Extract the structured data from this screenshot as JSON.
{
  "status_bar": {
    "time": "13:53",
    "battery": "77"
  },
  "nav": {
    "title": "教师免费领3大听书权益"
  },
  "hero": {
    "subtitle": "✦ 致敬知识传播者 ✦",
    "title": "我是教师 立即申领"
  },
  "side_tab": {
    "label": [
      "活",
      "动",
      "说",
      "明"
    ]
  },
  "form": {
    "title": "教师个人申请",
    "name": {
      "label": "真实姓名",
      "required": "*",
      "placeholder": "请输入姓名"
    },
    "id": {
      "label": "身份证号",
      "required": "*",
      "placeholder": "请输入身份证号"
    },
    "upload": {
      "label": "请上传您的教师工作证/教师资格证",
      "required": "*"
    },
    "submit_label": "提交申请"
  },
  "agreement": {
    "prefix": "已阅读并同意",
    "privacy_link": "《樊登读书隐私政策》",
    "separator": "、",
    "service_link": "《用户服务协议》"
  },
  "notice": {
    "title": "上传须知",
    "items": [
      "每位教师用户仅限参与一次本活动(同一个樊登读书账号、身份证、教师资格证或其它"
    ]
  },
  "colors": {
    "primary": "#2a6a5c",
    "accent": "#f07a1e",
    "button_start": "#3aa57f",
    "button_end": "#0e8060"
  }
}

+ + + + +

Return every entry verbatim.

Extract the structured data from this screenshot as JSON.
{
  "status_bar": {
    "time": "13:53",
    "battery": "77"
  },
  "nav": {
    "title": "教师免费领3大听书权益"
  },
  "hero": {
    "subtitle": "✦ 致敬知识传播者 ✦",
    "title": "我是教师 立即申领"
  },
  "side_tab": {
    "label": [
      "活",
      "动",
      "说",
      "明"
    ]
  },
  "form": {
    "title": "教师个人申请",
    "name": {
      "label": "真实姓名",
      "required": "*",
      "placeholder": "请输入姓名"
    },
    "id": {
      "label": "身份证号",
      "required": "*",
      "placeholder": "请输入身份证号"
    },
    "upload": {
      "label": "请上传您的教师工作证/教师资格证",
      "required": "*"
    },
    "submit_label": "提交申请"
  },
  "agreement": {
    "prefix": "已阅读并同意",
    "privacy_link": "《樊登读书隐私政策》",
    "separator": "、",
    "service_link": "《用户服务协议》"
  },
  "notice": {
    "title": "上传须知",
    "items": [
      "每位教师用户仅限参与一次本活动(同一个樊登读书账号、身份证、教师资格证或其它"
    ]
  },
  "colors": {
    "primary": "#2a6a5c",
    "accent": "#f07a1e",
    "button_start": "#3aa57f",
    "button_end": "#0e8060"
  }
}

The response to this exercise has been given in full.